__AIM__.
Assemble all lines in which the string "firstName" appears.
-- start MATERIAL TO PROCESS --
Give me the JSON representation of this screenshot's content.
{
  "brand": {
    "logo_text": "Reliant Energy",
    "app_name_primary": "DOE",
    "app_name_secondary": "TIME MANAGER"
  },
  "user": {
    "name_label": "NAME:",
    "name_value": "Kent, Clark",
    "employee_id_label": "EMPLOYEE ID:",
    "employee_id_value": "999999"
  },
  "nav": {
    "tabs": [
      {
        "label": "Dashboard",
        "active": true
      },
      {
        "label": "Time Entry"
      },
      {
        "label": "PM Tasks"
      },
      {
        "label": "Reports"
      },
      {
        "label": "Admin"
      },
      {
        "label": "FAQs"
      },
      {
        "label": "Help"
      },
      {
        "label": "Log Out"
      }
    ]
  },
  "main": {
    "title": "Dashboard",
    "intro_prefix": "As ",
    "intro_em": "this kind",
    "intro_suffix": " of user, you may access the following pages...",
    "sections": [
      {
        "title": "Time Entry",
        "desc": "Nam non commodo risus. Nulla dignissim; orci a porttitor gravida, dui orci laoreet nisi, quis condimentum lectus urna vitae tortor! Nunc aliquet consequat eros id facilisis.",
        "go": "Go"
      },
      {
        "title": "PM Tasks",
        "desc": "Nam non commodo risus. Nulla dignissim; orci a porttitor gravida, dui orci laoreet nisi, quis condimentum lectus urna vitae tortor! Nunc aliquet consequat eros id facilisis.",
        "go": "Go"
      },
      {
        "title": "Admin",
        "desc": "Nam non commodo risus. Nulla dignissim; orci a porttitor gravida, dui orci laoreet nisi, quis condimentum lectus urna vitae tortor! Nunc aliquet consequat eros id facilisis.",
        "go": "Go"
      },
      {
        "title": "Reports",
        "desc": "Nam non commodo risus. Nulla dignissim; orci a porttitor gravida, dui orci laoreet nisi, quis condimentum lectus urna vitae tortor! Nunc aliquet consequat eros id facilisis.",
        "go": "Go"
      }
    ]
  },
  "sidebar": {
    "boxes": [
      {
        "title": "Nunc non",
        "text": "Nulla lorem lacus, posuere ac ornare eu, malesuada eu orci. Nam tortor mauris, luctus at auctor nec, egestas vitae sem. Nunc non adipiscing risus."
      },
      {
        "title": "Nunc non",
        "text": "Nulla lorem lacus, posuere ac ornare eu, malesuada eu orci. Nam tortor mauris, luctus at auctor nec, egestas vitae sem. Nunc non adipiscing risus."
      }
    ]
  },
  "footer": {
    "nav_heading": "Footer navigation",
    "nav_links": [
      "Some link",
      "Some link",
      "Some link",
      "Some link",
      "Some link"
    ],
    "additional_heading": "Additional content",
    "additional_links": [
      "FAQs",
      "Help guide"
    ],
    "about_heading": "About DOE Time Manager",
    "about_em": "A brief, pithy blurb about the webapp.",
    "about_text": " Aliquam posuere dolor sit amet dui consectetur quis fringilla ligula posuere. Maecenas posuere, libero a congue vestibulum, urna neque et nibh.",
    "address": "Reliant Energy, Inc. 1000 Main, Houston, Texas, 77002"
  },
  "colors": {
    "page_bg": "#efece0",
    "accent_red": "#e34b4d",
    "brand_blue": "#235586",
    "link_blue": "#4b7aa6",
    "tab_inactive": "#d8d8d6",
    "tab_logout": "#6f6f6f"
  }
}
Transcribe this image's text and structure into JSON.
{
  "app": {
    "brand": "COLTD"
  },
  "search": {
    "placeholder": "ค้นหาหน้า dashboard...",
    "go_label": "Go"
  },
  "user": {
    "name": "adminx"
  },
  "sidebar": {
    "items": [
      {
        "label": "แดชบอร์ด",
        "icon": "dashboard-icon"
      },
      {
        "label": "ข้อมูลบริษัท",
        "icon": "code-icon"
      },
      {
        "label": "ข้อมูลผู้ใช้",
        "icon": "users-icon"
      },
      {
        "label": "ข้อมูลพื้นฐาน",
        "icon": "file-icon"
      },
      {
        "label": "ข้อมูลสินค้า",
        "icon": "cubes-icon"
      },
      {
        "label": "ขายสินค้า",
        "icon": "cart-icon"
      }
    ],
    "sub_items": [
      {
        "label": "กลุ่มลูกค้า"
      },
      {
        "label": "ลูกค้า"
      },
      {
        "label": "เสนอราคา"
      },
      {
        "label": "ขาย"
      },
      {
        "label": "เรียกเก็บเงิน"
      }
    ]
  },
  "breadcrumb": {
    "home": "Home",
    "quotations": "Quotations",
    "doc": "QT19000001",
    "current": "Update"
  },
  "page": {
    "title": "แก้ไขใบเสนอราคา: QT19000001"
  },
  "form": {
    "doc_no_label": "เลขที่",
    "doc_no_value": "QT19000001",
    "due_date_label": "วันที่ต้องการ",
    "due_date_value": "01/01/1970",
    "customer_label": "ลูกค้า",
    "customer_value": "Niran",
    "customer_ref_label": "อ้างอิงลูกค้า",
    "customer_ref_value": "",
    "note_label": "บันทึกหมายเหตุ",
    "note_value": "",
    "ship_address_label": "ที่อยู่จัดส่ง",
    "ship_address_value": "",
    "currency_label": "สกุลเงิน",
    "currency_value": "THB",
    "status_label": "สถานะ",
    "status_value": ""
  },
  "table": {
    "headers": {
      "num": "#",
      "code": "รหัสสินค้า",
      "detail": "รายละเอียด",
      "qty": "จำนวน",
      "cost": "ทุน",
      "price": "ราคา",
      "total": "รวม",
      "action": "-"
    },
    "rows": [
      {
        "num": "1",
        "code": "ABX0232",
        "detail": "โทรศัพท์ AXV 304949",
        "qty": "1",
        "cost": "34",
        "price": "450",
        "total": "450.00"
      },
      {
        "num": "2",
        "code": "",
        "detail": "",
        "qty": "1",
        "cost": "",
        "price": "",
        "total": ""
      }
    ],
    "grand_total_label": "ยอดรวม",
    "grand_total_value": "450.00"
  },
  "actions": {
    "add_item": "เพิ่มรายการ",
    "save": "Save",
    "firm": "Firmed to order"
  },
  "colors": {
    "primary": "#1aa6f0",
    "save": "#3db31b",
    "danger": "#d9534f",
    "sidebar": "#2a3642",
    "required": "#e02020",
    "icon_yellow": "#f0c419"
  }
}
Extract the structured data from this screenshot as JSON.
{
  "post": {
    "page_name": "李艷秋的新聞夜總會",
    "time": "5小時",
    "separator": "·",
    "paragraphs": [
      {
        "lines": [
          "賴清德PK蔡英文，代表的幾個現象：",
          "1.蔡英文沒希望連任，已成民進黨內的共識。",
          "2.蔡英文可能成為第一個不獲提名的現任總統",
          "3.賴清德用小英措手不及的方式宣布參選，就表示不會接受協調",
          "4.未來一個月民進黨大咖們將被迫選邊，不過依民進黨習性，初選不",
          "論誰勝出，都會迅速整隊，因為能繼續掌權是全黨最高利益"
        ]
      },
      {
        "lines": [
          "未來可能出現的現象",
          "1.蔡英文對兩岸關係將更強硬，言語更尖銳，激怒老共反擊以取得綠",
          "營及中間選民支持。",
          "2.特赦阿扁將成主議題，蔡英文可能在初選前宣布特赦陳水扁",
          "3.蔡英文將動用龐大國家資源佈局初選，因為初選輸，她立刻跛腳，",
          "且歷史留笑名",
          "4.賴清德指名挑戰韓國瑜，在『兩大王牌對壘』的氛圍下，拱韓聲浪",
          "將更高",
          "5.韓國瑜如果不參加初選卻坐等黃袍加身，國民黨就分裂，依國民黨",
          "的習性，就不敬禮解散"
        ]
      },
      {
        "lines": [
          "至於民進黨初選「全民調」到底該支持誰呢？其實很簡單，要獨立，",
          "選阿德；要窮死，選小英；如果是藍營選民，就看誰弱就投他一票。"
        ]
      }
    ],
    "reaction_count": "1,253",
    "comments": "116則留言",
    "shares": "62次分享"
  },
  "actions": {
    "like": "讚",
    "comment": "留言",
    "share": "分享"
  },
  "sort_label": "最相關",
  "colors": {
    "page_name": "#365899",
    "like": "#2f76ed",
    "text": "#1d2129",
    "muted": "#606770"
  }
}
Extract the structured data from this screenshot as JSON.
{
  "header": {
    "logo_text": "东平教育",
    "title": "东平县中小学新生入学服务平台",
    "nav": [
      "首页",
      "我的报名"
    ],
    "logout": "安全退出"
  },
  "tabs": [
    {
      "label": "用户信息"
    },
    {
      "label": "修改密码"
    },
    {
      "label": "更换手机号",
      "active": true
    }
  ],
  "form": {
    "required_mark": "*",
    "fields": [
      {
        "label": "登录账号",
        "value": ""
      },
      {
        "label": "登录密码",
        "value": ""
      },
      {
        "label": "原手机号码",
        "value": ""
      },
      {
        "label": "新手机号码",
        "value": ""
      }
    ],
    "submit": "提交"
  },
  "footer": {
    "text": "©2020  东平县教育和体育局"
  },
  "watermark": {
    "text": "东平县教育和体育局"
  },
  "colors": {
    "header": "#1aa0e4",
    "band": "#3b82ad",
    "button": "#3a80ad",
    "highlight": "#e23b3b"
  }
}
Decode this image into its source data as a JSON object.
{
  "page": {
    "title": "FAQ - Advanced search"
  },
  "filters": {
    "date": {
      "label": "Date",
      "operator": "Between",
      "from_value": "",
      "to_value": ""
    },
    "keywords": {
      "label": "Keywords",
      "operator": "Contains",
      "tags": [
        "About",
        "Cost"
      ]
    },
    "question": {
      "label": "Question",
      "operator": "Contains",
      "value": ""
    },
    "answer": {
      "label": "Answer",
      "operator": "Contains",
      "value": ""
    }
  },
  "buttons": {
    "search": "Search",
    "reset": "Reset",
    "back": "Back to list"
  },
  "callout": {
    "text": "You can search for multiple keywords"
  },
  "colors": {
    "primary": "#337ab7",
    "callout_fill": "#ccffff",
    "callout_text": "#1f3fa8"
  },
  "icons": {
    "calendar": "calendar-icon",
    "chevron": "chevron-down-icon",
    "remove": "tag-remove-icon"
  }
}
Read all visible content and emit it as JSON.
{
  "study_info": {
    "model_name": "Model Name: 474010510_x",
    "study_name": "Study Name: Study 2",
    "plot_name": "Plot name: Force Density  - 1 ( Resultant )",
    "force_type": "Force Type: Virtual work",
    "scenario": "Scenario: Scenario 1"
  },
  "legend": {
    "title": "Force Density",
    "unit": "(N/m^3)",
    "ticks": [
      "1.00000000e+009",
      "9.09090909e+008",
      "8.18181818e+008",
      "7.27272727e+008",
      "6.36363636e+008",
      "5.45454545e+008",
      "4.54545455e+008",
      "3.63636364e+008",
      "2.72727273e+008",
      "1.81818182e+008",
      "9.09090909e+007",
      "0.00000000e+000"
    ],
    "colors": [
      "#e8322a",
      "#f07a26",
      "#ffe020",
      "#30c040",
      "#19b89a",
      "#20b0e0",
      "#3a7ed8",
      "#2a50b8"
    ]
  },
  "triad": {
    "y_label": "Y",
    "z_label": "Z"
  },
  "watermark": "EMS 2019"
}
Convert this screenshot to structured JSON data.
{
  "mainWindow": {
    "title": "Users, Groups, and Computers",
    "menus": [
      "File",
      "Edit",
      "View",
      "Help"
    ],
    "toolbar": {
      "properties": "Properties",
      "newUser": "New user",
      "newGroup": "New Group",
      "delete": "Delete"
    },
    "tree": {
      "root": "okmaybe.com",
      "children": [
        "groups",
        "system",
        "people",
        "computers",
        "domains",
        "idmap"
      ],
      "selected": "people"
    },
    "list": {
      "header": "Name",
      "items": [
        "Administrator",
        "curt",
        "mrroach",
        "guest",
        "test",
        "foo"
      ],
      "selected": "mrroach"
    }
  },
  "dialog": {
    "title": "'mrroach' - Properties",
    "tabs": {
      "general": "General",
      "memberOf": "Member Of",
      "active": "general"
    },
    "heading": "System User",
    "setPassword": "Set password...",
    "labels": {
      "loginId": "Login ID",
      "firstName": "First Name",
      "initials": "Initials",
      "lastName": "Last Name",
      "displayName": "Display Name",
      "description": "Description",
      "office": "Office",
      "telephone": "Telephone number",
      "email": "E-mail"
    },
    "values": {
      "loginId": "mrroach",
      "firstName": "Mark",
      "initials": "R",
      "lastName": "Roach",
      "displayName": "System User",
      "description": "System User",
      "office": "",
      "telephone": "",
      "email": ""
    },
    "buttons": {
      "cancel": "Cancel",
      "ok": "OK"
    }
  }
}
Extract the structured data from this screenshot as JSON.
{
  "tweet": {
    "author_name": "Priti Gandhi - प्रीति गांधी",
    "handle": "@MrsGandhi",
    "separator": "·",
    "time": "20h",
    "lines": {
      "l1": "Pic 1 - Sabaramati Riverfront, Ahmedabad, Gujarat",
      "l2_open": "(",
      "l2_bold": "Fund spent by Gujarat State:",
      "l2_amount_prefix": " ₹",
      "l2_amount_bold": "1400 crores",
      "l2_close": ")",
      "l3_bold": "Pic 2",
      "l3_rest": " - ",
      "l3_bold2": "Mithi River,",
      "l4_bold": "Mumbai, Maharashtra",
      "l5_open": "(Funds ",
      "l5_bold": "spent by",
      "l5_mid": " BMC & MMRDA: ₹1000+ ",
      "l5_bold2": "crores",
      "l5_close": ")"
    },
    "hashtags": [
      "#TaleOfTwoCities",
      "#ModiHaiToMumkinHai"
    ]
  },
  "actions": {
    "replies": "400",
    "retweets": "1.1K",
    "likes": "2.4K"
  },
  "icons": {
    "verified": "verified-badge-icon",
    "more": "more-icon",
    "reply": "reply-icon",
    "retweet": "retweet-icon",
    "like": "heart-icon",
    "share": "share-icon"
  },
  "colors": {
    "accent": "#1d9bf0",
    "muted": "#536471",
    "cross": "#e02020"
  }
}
-- end MATERIAL TO PROCESS --
__SOLVED EXERCISE__.
      "firstName": "First Name",
      "firstName": "Mark",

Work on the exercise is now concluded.